WHAT IS ASKED
Check each line of the listing, and copy it if it contains the word "time".

MATERIALS PROVIDED
════════
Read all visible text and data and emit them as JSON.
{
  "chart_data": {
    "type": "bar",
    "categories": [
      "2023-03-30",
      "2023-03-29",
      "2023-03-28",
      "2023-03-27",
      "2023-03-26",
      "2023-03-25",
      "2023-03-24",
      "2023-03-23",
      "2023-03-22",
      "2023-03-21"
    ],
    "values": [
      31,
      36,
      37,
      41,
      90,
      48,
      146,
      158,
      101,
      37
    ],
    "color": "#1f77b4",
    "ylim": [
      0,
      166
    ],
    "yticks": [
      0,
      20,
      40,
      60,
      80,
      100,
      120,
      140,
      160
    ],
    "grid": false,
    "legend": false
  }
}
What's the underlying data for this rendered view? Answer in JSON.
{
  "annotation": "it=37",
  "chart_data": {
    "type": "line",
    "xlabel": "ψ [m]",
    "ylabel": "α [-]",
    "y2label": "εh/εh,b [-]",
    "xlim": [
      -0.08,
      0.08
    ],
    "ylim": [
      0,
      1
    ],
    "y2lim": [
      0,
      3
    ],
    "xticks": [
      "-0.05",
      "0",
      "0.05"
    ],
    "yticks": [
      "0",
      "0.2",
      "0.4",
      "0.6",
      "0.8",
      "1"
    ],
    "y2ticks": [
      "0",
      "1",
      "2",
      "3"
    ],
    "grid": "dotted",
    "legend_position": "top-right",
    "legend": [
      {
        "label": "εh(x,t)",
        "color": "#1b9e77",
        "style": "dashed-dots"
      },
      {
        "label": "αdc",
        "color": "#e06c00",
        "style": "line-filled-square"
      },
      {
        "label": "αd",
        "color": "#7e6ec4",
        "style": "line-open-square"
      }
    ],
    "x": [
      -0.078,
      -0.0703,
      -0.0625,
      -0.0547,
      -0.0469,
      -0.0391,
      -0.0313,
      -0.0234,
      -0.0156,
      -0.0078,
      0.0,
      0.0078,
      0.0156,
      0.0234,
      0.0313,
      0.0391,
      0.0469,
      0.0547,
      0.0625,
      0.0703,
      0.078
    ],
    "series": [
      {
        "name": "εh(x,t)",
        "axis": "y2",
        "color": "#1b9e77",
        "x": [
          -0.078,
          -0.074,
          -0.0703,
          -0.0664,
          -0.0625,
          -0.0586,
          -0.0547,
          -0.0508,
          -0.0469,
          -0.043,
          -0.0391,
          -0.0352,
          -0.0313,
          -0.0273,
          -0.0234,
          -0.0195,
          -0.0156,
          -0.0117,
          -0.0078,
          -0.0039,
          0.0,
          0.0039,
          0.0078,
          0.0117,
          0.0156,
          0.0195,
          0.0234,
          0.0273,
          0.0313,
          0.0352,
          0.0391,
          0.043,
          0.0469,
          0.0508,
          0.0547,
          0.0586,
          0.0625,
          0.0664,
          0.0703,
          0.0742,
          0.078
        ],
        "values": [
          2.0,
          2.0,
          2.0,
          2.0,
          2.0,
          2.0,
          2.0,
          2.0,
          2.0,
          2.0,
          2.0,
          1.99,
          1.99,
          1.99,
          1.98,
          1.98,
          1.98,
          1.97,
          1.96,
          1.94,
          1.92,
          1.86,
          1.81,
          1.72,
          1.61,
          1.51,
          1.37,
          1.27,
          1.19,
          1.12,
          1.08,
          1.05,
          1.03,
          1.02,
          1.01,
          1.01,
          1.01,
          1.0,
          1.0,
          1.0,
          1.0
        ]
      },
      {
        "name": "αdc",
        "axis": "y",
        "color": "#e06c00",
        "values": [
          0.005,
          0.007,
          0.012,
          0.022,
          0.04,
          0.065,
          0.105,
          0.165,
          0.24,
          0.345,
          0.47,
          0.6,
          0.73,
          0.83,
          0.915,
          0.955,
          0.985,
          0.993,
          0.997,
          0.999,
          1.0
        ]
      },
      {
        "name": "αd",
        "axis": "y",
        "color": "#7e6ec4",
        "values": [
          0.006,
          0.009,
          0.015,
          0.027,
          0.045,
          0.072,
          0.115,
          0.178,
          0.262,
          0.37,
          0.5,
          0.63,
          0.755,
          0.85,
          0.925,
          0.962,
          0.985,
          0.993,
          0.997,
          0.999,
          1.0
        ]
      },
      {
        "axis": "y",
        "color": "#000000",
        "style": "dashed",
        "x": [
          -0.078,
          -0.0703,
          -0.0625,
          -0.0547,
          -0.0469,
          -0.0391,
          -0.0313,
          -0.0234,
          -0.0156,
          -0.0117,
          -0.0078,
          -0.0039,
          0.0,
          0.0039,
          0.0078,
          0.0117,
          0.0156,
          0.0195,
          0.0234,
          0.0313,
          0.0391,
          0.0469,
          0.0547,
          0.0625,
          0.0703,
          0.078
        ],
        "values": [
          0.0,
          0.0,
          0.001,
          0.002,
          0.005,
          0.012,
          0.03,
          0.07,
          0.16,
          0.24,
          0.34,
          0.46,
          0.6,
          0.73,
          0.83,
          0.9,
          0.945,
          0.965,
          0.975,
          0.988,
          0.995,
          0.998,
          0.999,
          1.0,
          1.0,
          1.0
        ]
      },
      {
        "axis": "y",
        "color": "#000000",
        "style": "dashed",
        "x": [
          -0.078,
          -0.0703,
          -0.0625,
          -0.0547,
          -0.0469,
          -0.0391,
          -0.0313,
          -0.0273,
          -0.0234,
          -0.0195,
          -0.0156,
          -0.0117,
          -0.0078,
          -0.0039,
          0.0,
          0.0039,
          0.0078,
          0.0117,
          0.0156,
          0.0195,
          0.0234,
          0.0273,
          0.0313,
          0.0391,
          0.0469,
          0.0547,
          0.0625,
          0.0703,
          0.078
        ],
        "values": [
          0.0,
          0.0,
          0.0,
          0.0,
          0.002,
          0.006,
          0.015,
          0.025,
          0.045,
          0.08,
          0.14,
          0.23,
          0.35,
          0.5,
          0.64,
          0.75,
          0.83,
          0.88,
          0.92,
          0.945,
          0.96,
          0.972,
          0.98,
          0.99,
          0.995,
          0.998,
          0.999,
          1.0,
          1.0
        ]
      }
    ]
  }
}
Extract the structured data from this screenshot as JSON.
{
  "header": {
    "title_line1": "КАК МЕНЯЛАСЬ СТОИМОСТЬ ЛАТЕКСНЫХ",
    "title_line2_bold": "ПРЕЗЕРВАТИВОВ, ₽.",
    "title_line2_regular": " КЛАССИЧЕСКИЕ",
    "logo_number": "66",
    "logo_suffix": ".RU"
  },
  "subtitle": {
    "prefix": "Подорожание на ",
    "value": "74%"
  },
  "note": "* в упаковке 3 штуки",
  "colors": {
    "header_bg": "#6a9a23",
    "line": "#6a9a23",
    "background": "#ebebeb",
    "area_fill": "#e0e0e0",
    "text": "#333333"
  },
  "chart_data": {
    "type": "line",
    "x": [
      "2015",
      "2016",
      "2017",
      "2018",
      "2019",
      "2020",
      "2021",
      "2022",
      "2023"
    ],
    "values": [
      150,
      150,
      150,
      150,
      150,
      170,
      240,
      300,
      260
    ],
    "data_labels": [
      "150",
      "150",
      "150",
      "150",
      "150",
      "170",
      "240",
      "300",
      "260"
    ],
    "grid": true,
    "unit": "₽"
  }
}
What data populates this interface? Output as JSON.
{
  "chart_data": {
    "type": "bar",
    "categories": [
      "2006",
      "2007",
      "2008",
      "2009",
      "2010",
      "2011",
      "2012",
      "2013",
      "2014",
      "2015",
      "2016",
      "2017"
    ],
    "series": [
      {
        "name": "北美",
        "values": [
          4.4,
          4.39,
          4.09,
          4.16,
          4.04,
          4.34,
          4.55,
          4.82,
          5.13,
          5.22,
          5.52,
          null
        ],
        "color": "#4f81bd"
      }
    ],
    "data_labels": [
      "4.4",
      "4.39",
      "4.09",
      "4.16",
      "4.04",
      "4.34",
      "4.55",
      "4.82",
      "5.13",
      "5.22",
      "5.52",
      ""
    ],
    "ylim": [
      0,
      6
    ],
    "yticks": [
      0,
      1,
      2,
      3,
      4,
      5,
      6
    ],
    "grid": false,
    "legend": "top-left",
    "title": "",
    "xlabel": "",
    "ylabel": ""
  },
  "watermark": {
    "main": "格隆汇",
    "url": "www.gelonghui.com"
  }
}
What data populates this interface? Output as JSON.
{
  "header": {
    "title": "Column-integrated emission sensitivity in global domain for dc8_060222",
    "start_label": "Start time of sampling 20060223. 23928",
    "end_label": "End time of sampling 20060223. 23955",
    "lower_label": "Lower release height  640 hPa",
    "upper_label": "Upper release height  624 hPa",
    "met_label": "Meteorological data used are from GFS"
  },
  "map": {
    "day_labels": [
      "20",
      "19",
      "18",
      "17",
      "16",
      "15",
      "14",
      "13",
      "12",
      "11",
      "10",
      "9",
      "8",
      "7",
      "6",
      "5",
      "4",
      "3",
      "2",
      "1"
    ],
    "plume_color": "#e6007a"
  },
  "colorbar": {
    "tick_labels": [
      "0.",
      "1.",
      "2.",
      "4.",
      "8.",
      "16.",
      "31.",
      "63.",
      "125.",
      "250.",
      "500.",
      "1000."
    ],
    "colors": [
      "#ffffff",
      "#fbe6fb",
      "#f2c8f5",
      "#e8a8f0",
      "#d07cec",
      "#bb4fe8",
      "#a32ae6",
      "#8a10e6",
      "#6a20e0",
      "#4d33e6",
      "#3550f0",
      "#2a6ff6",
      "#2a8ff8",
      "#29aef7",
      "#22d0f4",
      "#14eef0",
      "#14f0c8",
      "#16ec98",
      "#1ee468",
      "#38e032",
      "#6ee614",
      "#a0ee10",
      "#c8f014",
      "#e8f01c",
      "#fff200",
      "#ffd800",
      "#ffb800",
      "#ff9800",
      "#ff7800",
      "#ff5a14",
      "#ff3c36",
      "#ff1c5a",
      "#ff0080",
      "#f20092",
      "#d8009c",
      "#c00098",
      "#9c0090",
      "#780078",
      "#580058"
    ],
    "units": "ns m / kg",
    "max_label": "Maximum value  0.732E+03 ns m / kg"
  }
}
════════
PROBLEM SOLUTION
    "start_label": "Start time of sampling 20060223. 23928",
    "end_label": "End time of sampling 20060223. 23955",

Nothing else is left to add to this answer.